▶ **Exercise task**
Go through the entries and say how many lines contain the string "title". The number is the whole answer.

------ Task inputs

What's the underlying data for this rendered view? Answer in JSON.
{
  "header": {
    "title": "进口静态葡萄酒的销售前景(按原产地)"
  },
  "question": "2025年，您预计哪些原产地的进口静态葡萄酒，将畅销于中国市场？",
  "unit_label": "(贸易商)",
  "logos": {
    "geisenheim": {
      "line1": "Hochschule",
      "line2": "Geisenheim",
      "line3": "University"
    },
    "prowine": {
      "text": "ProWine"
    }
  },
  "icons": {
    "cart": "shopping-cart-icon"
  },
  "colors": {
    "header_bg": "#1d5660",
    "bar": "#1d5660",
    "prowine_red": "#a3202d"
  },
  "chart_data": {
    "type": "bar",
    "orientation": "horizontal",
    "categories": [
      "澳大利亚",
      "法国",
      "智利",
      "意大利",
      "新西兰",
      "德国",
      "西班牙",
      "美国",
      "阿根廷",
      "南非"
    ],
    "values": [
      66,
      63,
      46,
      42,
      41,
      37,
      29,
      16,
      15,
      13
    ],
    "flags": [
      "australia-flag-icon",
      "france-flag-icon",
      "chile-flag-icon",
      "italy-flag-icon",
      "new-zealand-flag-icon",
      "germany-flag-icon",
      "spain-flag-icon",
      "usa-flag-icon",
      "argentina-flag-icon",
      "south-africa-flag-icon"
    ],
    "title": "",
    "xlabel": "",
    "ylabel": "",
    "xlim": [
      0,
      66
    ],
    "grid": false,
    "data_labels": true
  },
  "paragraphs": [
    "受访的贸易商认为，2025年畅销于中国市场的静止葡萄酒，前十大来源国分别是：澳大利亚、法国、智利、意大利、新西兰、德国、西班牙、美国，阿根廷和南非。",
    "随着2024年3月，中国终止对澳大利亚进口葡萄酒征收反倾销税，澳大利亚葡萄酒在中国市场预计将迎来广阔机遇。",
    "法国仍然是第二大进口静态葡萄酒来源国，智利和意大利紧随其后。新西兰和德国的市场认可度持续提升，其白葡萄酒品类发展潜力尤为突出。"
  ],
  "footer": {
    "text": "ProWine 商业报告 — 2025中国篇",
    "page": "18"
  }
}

------------
------ Task inputs

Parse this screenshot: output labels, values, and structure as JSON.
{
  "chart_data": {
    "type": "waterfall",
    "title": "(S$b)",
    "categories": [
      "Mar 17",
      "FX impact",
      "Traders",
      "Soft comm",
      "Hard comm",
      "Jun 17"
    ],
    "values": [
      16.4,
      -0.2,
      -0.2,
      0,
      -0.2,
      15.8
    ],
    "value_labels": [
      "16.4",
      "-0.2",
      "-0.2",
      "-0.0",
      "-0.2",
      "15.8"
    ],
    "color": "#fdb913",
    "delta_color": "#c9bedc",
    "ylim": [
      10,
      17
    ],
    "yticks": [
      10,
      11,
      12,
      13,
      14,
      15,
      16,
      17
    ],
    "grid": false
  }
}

------------

▶ **The solution**
3